DATASET EXCERPTS:
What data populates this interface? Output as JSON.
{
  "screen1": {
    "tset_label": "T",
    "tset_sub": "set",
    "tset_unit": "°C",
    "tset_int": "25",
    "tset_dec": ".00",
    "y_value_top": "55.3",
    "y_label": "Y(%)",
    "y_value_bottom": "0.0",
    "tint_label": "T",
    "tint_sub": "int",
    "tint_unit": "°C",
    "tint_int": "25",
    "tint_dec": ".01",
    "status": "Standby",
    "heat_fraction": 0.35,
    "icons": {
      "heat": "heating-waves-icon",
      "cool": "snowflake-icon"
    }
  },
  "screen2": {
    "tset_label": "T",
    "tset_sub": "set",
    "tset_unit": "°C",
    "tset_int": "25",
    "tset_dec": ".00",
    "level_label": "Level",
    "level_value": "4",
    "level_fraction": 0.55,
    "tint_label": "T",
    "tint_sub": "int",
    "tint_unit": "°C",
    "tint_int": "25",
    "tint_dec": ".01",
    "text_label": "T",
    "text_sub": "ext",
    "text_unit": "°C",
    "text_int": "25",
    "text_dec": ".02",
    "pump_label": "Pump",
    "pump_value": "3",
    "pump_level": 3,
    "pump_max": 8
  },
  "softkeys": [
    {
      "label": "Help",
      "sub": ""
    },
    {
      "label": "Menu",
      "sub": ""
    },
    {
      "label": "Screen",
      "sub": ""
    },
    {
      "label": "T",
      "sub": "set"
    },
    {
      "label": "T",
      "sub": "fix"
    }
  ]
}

TASK BRIEF: Would you give the material above again, complete and exact?

EXERCISE RESPONSE:
What data populates this interface? Output as JSON.
{
  "screen1": {
    "tset_label": "T",
    "tset_sub": "set",
    "tset_unit": "°C",
    "tset_int": "25",
    "tset_dec": ".00",
    "y_value_top": "55.3",
    "y_label": "Y(%)",
    "y_value_bottom": "0.0",
    "tint_label": "T",
    "tint_sub": "int",
    "tint_unit": "°C",
    "tint_int": "25",
    "tint_dec": ".01",
    "status": "Standby",
    "heat_fraction": 0.35,
    "icons": {
      "heat": "heating-waves-icon",
      "cool": "snowflake-icon"
    }
  },
  "screen2": {
    "tset_label": "T",
    "tset_sub": "set",
    "tset_unit": "°C",
    "tset_int": "25",
    "tset_dec": ".00",
    "level_label": "Level",
    "level_value": "4",
    "level_fraction": 0.55,
    "tint_label": "T",
    "tint_sub": "int",
    "tint_unit": "°C",
    "tint_int": "25",
    "tint_dec": ".01",
    "text_label": "T",
    "text_sub": "ext",
    "text_unit": "°C",
    "text_int": "25",
    "text_dec": ".02",
    "pump_label": "Pump",
    "pump_value": "3",
    "pump_level": 3,
    "pump_max": 8
  },
  "softkeys": [
    {
      "label": "Help",
      "sub": ""
    },
    {
      "label": "Menu",
      "sub": ""
    },
    {
      "label": "Screen",
      "sub": ""
    },
    {
      "label": "T",
      "sub": "set"
    },
    {
      "label": "T",
      "sub": "fix"
    }
  ]
}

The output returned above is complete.